** begin **

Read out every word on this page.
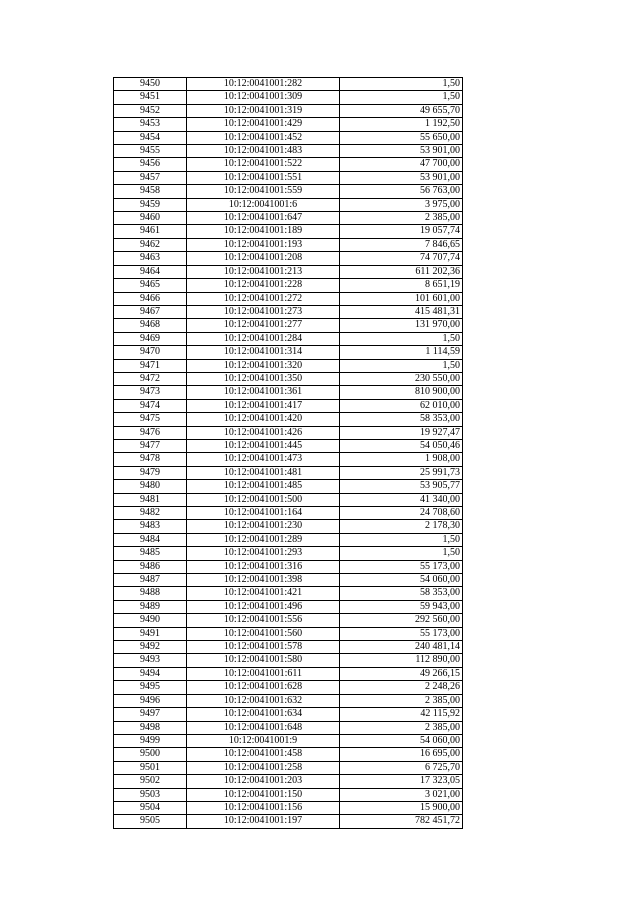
9450	10:12:0041001:282	1,50
9451	10:12:0041001:309	1,50
9452	10:12:0041001:319	49 655,70
9453	10:12:0041001:429	1 192,50
9454	10:12:0041001:452	55 650,00
9455	10:12:0041001:483	53 901,00
9456	10:12:0041001:522	47 700,00
9457	10:12:0041001:551	53 901,00
9458	10:12:0041001:559	56 763,00
9459	10:12:0041001:6	3 975,00
9460	10:12:0041001:647	2 385,00
9461	10:12:0041001:189	19 057,74
9462	10:12:0041001:193	7 846,65
9463	10:12:0041001:208	74 707,74
9464	10:12:0041001:213	611 202,36
9465	10:12:0041001:228	8 651,19
9466	10:12:0041001:272	101 601,00
9467	10:12:0041001:273	415 481,31
9468	10:12:0041001:277	131 970,00
9469	10:12:0041001:284	1,50
9470	10:12:0041001:314	1 114,59
9471	10:12:0041001:320	1,50
9472	10:12:0041001:350	230 550,00
9473	10:12:0041001:361	810 900,00
9474	10:12:0041001:417	62 010,00
9475	10:12:0041001:420	58 353,00
9476	10:12:0041001:426	19 927,47
9477	10:12:0041001:445	54 050,46
9478	10:12:0041001:473	1 908,00
9479	10:12:0041001:481	25 991,73
9480	10:12:0041001:485	53 905,77
9481	10:12:0041001:500	41 340,00
9482	10:12:0041001:164	24 708,60
9483	10:12:0041001:230	2 178,30
9484	10:12:0041001:289	1,50
9485	10:12:0041001:293	1,50
9486	10:12:0041001:316	55 173,00
9487	10:12:0041001:398	54 060,00
9488	10:12:0041001:421	58 353,00
9489	10:12:0041001:496	59 943,00
9490	10:12:0041001:556	292 560,00
9491	10:12:0041001:560	55 173,00
9492	10:12:0041001:578	240 481,14
9493	10:12:0041001:580	112 890,00
9494	10:12:0041001:611	49 266,15
9495	10:12:0041001:628	2 248,26
9496	10:12:0041001:632	2 385,00
9497	10:12:0041001:634	42 115,92
9498	10:12:0041001:648	2 385,00
9499	10:12:0041001:9	54 060,00
9500	10:12:0041001:458	16 695,00
9501	10:12:0041001:258	6 725,70
9502	10:12:0041001:203	17 323,05
9503	10:12:0041001:150	3 021,00
9504	10:12:0041001:156	15 900,00
9505	10:12:0041001:197	782 451,72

** end **

## The task
Restate the entire listing word for word, excluding pictures.

## Result of the task
Read out every word on this page.
9450	10:12:0041001:282	1,50
9451	10:12:0041001:309	1,50
9452	10:12:0041001:319	49 655,70
9453	10:12:0041001:429	1 192,50
9454	10:12:0041001:452	55 650,00
9455	10:12:0041001:483	53 901,00
9456	10:12:0041001:522	47 700,00
9457	10:12:0041001:551	53 901,00
9458	10:12:0041001:559	56 763,00
9459	10:12:0041001:6	3 975,00
9460	10:12:0041001:647	2 385,00
9461	10:12:0041001:189	19 057,74
9462	10:12:0041001:193	7 846,65
9463	10:12:0041001:208	74 707,74
9464	10:12:0041001:213	611 202,36
9465	10:12:0041001:228	8 651,19
9466	10:12:0041001:272	101 601,00
9467	10:12:0041001:273	415 481,31
9468	10:12:0041001:277	131 970,00
9469	10:12:0041001:284	1,50
9470	10:12:0041001:314	1 114,59
9471	10:12:0041001:320	1,50
9472	10:12:0041001:350	230 550,00
9473	10:12:0041001:361	810 900,00
9474	10:12:0041001:417	62 010,00
9475	10:12:0041001:420	58 353,00
9476	10:12:0041001:426	19 927,47
9477	10:12:0041001:445	54 050,46
9478	10:12:0041001:473	1 908,00
9479	10:12:0041001:481	25 991,73
9480	10:12:0041001:485	53 905,77
9481	10:12:0041001:500	41 340,00
9482	10:12:0041001:164	24 708,60
9483	10:12:0041001:230	2 178,30
9484	10:12:0041001:289	1,50
9485	10:12:0041001:293	1,50
9486	10:12:0041001:316	55 173,00
9487	10:12:0041001:398	54 060,00
9488	10:12:0041001:421	58 353,00
9489	10:12:0041001:496	59 943,00
9490	10:12:0041001:556	292 560,00
9491	10:12:0041001:560	55 173,00
9492	10:12:0041001:578	240 481,14
9493	10:12:0041001:580	112 890,00
9494	10:12:0041001:611	49 266,15
9495	10:12:0041001:628	2 248,26
9496	10:12:0041001:632	2 385,00
9497	10:12:0041001:634	42 115,92
9498	10:12:0041001:648	2 385,00
9499	10:12:0041001:9	54 060,00
9500	10:12:0041001:458	16 695,00
9501	10:12:0041001:258	6 725,70
9502	10:12:0041001:203	17 323,05
9503	10:12:0041001:150	3 021,00
9504	10:12:0041001:156	15 900,00
9505	10:12:0041001:197	782 451,72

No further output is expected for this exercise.